* JOB
Each line that holds the word "left" counts once; give the total number of such lines and nothing else.

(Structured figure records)
** START **

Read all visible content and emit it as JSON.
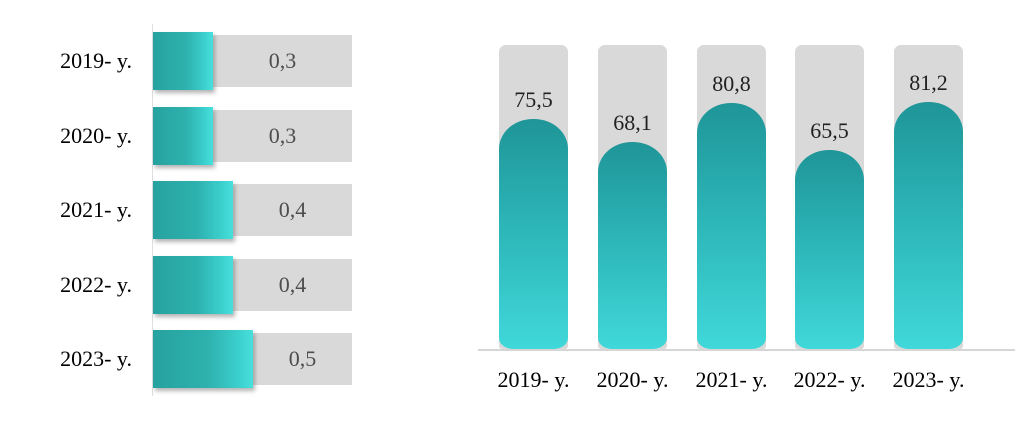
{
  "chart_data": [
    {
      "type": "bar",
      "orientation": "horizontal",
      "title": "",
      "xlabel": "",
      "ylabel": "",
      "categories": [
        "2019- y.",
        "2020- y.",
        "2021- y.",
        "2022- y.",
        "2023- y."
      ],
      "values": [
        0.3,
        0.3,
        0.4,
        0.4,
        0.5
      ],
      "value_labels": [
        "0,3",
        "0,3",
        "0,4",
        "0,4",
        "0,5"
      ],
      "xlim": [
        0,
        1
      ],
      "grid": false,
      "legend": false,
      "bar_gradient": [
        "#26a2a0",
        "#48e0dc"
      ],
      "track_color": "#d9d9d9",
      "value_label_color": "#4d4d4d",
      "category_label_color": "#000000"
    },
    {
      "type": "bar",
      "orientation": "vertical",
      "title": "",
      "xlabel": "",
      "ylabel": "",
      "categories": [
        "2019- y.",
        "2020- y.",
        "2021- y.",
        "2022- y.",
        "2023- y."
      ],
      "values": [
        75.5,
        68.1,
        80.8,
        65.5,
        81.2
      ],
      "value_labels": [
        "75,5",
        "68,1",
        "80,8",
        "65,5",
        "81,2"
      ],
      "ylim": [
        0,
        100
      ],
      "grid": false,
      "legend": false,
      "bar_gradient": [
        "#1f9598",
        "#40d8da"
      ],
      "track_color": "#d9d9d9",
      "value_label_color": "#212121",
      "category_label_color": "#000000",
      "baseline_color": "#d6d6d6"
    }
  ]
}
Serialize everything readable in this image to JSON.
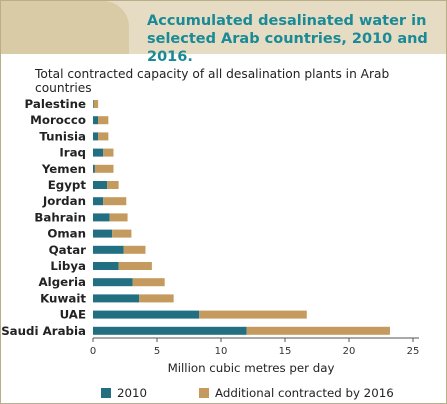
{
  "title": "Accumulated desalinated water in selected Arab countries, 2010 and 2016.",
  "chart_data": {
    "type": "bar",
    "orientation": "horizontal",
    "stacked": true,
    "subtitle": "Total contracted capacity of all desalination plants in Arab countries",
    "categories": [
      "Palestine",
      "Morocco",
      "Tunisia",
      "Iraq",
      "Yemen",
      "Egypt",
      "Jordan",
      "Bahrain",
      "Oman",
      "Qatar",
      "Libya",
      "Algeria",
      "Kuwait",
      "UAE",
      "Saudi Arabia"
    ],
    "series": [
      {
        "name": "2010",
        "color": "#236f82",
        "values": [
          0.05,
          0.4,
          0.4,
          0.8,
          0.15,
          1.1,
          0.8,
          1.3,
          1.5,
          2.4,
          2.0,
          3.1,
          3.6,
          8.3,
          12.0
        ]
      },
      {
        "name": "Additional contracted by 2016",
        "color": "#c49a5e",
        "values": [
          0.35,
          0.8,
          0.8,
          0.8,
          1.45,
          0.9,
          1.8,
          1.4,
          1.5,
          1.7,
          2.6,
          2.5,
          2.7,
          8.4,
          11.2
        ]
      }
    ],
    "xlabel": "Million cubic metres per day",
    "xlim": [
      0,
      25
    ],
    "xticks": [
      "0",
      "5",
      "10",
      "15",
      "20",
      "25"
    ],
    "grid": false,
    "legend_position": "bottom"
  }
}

** END **
** START **

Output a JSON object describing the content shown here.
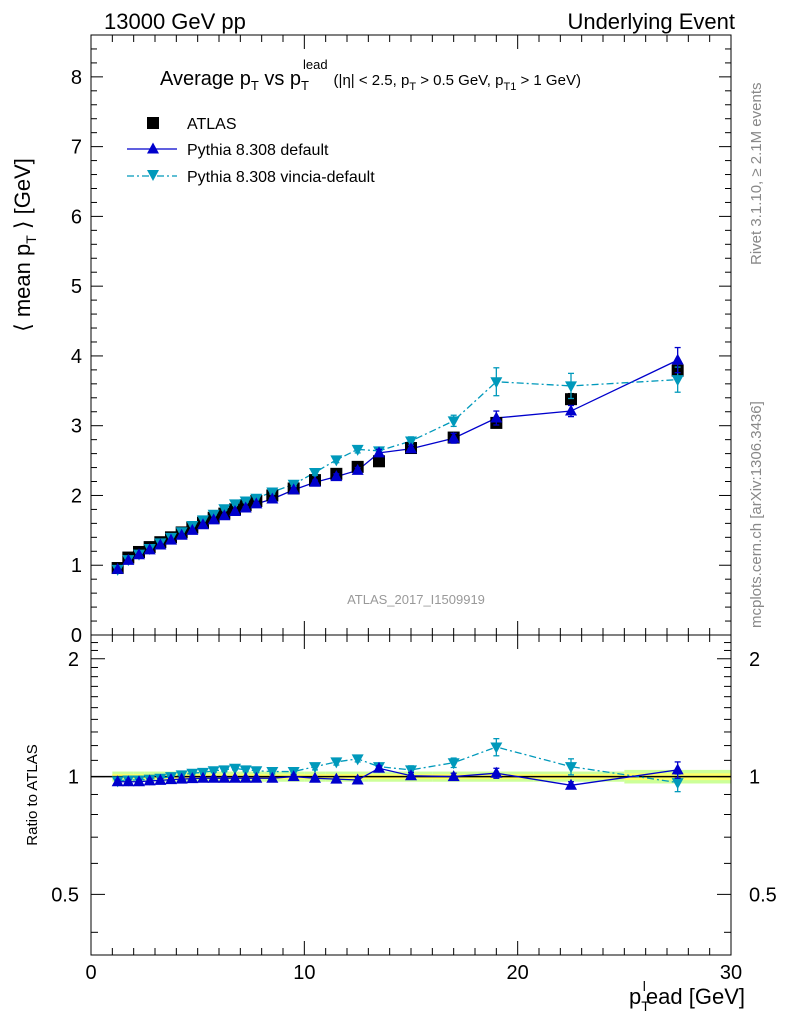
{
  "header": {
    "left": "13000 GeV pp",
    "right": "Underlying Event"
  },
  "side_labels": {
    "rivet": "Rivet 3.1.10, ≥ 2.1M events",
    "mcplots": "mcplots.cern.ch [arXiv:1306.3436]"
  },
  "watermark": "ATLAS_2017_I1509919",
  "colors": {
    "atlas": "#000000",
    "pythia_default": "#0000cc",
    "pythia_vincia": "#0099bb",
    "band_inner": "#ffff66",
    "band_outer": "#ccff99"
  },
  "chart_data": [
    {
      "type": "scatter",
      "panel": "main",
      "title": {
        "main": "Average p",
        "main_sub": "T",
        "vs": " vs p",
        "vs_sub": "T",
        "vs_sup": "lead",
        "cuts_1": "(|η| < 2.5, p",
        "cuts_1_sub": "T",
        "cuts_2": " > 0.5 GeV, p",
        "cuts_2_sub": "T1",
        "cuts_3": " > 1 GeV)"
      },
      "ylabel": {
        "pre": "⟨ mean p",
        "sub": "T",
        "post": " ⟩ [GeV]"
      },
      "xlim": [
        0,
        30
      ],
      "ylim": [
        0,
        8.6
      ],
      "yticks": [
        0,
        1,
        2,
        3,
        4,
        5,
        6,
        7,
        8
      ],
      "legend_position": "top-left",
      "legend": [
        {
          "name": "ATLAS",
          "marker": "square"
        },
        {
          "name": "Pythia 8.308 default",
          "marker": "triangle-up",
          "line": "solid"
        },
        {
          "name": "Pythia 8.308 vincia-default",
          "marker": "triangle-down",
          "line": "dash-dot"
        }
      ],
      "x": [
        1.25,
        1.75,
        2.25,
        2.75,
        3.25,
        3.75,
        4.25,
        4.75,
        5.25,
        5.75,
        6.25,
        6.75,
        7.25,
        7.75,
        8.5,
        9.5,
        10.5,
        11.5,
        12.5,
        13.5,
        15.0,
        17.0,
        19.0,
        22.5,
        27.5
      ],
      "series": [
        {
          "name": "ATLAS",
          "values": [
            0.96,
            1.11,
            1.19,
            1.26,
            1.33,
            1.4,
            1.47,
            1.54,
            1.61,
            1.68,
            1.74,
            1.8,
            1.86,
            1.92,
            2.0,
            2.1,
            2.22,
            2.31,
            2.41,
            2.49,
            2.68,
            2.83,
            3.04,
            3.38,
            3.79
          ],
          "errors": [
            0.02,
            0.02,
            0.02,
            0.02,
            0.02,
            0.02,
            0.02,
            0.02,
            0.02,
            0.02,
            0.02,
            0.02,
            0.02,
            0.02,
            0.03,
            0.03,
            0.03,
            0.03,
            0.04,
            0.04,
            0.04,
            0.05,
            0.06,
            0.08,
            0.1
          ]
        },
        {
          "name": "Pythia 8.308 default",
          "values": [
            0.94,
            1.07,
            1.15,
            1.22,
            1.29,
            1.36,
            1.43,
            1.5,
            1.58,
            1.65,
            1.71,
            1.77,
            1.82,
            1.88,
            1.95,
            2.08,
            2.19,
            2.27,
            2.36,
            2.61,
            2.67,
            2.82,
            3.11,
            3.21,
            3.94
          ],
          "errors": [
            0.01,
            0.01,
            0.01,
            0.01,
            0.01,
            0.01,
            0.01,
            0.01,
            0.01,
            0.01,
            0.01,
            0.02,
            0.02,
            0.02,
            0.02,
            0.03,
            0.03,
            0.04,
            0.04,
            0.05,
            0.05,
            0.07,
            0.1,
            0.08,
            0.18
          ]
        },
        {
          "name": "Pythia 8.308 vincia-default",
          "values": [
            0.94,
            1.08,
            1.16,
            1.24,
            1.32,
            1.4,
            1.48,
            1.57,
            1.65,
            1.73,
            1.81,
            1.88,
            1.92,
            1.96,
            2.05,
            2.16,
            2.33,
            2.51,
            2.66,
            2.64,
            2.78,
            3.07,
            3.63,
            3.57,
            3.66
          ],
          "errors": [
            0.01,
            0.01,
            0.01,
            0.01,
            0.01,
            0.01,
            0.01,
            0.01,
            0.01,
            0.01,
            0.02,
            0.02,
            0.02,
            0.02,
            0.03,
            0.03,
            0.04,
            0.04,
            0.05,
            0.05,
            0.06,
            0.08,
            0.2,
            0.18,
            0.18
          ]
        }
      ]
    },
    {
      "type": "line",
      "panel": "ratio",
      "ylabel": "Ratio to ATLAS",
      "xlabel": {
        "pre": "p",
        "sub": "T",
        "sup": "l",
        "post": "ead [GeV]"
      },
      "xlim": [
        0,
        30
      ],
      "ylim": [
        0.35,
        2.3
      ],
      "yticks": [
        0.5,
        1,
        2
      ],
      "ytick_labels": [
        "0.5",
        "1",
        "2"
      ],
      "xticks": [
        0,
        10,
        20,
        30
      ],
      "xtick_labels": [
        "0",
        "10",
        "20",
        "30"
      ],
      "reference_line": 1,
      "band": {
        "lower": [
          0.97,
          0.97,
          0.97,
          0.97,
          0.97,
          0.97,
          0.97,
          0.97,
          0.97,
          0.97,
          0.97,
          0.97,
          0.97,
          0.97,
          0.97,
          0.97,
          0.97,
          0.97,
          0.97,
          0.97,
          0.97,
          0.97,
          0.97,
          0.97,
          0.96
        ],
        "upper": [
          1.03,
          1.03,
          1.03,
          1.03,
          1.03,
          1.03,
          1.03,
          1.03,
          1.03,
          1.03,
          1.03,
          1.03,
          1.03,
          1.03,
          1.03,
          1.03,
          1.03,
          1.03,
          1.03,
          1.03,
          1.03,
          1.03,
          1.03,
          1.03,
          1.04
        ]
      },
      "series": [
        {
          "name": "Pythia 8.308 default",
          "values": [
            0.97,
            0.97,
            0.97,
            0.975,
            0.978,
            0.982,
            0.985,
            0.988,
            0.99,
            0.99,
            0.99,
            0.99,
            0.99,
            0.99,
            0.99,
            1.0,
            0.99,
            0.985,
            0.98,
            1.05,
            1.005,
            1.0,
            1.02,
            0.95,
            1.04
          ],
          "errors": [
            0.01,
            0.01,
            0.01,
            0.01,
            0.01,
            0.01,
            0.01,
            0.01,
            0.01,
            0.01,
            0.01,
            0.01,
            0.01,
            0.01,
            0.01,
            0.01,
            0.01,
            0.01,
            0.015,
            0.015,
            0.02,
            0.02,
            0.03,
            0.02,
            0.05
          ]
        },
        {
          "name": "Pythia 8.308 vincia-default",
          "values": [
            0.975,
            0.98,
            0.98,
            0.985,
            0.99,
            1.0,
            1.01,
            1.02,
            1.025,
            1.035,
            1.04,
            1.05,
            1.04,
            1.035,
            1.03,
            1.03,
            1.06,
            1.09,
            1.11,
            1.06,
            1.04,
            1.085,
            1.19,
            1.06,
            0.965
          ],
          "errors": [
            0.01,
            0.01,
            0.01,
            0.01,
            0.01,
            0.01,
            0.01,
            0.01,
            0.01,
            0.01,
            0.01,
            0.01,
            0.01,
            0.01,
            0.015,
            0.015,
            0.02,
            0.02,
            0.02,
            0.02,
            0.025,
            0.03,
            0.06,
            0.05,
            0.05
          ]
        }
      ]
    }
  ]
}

** END **

* RESPONSE TO THIS TASK
2